Ambulatory BP readings often can be different than clinic BP readings, leading to misdiagnosis of hypertension. According to James P. Sheppard, PhD, BSc(Hons), from the department of primary care health sciences, University of Oxford, “One phenomenon where readings are higher in the clinic than at home is referred to as the ‘white coat effect.’ This can lead to people being started on [BP]-lowering treatments they do not really need.
“A reverse effect is also seen — some patients have lower readings in the clinic than they would in normal life, meaning that they can miss out on treatment that they could potentially benefit from. Understanding and accounting for the scale of these home-clinic differences would improve diagnosis and treatment,” he said in a press release.

• AVAILABLE DATA:
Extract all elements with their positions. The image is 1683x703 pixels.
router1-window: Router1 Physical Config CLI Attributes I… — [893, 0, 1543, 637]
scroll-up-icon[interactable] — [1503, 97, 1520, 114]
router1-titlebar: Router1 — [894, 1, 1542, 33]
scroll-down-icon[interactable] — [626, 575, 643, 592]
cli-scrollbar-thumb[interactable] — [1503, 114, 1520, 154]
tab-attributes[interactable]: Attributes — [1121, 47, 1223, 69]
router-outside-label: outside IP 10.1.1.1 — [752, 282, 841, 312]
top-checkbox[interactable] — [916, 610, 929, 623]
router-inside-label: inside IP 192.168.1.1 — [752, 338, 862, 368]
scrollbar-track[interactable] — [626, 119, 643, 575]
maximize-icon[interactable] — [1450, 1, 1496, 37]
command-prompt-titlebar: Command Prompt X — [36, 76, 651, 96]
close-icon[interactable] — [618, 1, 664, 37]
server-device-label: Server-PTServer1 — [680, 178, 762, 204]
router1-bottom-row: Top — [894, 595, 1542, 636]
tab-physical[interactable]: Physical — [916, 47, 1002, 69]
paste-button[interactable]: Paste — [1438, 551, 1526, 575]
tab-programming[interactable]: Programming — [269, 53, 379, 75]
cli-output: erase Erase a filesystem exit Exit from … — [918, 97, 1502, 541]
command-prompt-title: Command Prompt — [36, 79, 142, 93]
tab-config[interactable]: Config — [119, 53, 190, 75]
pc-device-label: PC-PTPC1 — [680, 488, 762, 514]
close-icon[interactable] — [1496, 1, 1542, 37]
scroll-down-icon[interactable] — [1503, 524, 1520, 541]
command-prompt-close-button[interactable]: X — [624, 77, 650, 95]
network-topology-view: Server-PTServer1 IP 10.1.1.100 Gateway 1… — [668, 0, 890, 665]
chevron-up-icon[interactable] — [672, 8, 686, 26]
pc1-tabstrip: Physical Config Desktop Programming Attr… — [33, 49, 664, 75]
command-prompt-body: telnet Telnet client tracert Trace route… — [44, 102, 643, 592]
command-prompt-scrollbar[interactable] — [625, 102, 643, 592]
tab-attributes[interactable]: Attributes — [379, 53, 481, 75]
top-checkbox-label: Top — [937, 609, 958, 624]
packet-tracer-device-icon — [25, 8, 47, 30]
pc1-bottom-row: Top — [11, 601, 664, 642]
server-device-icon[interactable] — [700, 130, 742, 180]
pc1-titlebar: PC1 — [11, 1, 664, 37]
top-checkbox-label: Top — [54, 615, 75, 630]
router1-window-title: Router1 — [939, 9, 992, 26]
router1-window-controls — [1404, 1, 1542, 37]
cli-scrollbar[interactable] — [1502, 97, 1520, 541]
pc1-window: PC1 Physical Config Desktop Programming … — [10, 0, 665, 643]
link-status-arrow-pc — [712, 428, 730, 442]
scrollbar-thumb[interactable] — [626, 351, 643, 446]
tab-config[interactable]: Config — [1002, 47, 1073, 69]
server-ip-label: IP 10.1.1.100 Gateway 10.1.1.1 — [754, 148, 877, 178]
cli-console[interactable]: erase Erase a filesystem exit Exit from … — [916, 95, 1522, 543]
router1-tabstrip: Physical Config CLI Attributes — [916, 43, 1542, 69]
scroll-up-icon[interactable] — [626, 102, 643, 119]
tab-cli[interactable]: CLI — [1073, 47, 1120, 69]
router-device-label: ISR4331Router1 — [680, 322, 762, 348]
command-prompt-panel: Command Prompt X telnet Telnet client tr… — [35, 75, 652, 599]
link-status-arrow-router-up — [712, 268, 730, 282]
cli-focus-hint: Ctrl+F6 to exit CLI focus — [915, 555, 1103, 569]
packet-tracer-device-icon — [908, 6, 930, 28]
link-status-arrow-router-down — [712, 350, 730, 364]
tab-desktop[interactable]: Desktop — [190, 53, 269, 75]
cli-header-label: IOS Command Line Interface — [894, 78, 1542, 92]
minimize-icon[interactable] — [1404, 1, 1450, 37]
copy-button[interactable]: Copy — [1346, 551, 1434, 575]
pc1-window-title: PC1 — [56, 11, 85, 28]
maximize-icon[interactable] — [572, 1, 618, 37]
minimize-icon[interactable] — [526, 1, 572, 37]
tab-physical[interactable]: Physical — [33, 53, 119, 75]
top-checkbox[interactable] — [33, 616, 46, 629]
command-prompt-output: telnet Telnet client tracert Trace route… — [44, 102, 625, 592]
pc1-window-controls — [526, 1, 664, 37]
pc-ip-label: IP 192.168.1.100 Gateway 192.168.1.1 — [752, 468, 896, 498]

• PROBLEM SET:
a. In the excerpt on home versus clinic blood pressure readings, what is the phenomenon called where readings are higher in the clinic than at home?
b. Extend the excerpt on home versus clinic blood pressure readings, picking up right after its final sentence.

• WRITTEN RESPONSES:
a. The "white coat effect."

b.
Factors in model
To better understand the home-clinic difference and to develop a model that can more accurately predict out-of-office hypertension, Sheppard and colleagues analyzed data from more than 2,000 patients across six studies. Among the factors assessed to build this prediction model were patient characteristics (age, sex, BMI, alcohol consumption, tobacco use, history of hypertension) and BP characteristics derived from multiple readings (difference between the first and last readings and the rate of change in BP).
The derivation cohort consisted of 991 patients from the Blood Pressure in Ethnic groups and Telemonitoring and Self-Management in the Control of Hypertension studies. The researchers then used 1,172 patients from the remaining four studies for the validation cohort. Patients in both cohorts were similar in age, sex, prevalence of systolic white coat hypertension and systolic masked hypertension.
In the derivation stage, goodness-of-fit was similar between models examining three or six clinic BP readings (derivation stage 1; adjusted coefficient of determination [R2], 0.5-0.52) and those using different BP definitions (derivation stage 2: adjusted R2, 0.5-0.52).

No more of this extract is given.